(Stored dataset items)

****************************************

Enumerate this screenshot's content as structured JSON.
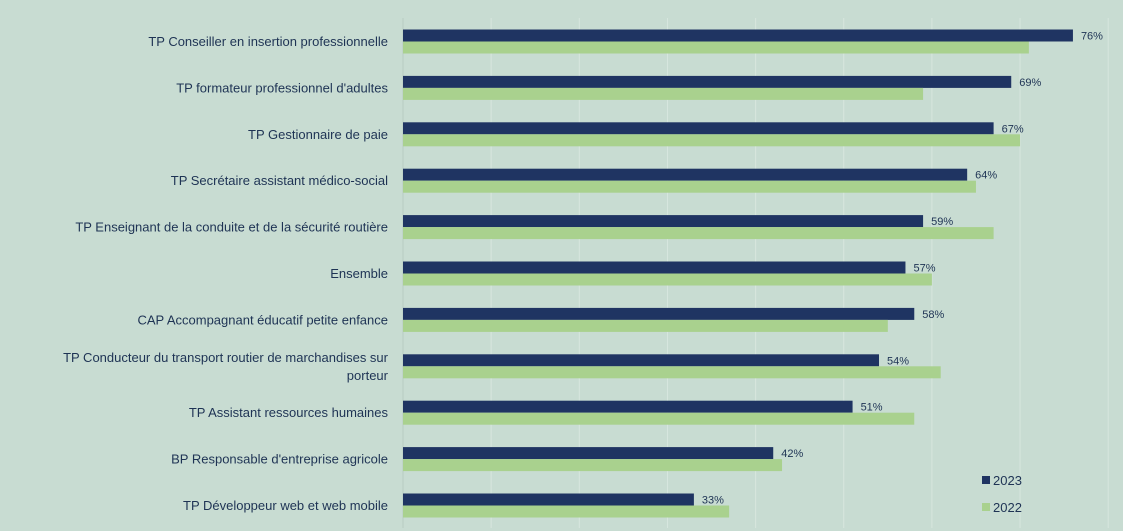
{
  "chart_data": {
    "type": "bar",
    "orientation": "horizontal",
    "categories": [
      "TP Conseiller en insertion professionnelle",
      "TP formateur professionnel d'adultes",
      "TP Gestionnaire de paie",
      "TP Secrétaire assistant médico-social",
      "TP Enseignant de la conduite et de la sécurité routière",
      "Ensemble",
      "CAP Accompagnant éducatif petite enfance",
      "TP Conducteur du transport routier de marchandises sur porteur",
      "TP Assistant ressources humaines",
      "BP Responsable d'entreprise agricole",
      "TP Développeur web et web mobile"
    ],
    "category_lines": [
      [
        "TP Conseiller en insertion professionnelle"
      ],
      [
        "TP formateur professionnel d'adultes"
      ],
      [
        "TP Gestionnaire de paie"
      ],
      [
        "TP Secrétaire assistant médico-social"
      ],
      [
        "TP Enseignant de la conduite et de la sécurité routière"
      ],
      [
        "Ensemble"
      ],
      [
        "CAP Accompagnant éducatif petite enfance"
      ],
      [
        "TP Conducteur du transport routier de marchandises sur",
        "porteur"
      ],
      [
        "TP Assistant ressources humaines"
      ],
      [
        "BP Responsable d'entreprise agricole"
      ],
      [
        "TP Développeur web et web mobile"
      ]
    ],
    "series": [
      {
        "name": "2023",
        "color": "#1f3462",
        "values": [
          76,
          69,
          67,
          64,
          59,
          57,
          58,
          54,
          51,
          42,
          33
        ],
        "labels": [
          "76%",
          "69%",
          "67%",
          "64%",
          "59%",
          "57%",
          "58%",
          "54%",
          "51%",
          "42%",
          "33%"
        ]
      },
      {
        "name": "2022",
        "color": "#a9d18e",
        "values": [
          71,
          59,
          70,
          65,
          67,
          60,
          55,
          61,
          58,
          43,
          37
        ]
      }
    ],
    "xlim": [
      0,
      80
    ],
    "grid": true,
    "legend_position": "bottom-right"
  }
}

****************************************

The request: Check each line of the entries above, and show every one holding the word "Conducteur".

Final result:
      "TP Conducteur du transport routier de marchandises sur porteur",
        "TP Conducteur du transport routier de marchandises sur",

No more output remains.